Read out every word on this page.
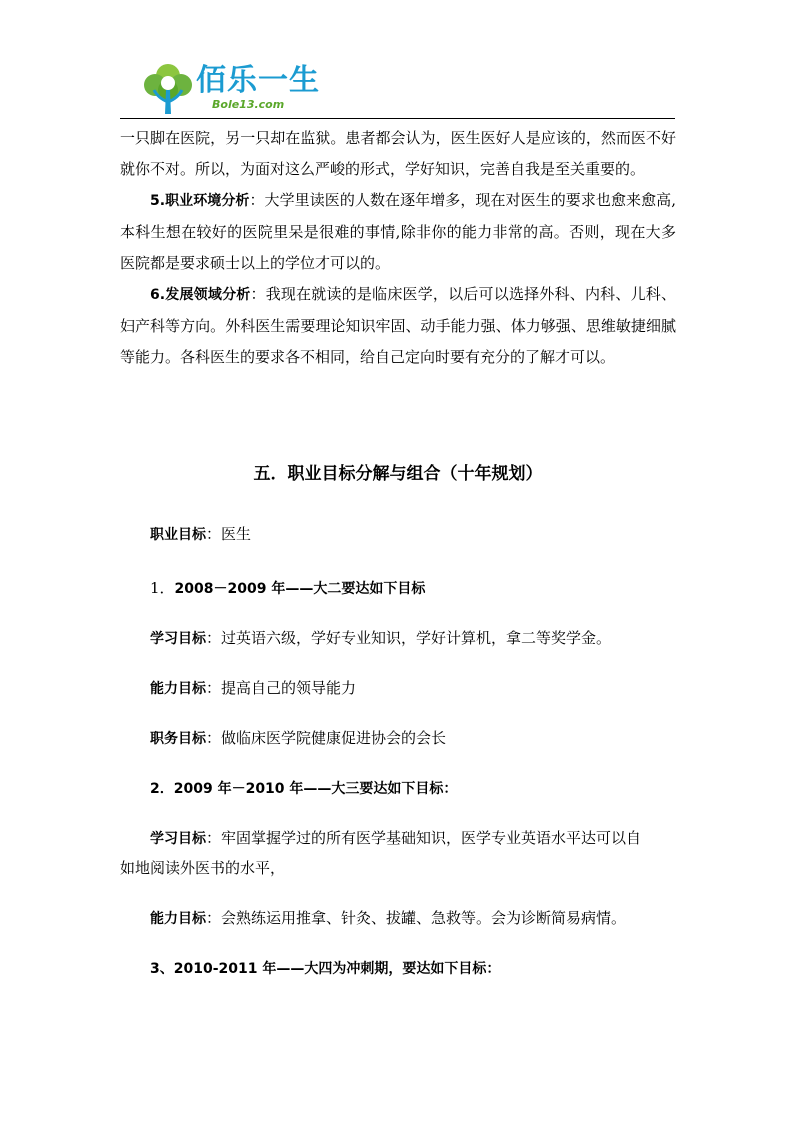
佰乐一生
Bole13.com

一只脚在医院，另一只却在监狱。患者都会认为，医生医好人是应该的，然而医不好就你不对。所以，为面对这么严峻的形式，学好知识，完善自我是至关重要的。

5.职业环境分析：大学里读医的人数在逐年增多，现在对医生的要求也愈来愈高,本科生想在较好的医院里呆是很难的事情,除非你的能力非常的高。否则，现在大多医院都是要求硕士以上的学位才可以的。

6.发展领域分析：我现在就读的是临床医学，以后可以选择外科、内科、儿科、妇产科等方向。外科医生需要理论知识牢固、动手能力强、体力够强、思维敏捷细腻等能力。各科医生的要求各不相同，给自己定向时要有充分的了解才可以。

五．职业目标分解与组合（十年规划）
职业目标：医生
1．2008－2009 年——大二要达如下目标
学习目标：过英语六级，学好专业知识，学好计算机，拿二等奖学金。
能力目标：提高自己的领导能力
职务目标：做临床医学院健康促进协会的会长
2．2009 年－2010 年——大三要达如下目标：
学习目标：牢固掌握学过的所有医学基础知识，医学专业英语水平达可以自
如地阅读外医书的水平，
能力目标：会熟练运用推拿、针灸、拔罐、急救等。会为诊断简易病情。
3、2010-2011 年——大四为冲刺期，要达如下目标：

********************

■ Problem statement
Extract all the data above exactly, excluding every picture.

■ Result
Read out every word on this page.
佰乐一生
Bole13.com

一只脚在医院，另一只却在监狱。患者都会认为，医生医好人是应该的，然而医不好就你不对。所以，为面对这么严峻的形式，学好知识，完善自我是至关重要的。

5.职业环境分析：大学里读医的人数在逐年增多，现在对医生的要求也愈来愈高,本科生想在较好的医院里呆是很难的事情,除非你的能力非常的高。否则，现在大多医院都是要求硕士以上的学位才可以的。

6.发展领域分析：我现在就读的是临床医学，以后可以选择外科、内科、儿科、妇产科等方向。外科医生需要理论知识牢固、动手能力强、体力够强、思维敏捷细腻等能力。各科医生的要求各不相同，给自己定向时要有充分的了解才可以。

五．职业目标分解与组合（十年规划）
职业目标：医生
1．2008－2009 年——大二要达如下目标
学习目标：过英语六级，学好专业知识，学好计算机，拿二等奖学金。
能力目标：提高自己的领导能力
职务目标：做临床医学院健康促进协会的会长
2．2009 年－2010 年——大三要达如下目标：
学习目标：牢固掌握学过的所有医学基础知识，医学专业英语水平达可以自
如地阅读外医书的水平，
能力目标：会熟练运用推拿、针灸、拔罐、急救等。会为诊断简易病情。
3、2010-2011 年——大四为冲刺期，要达如下目标：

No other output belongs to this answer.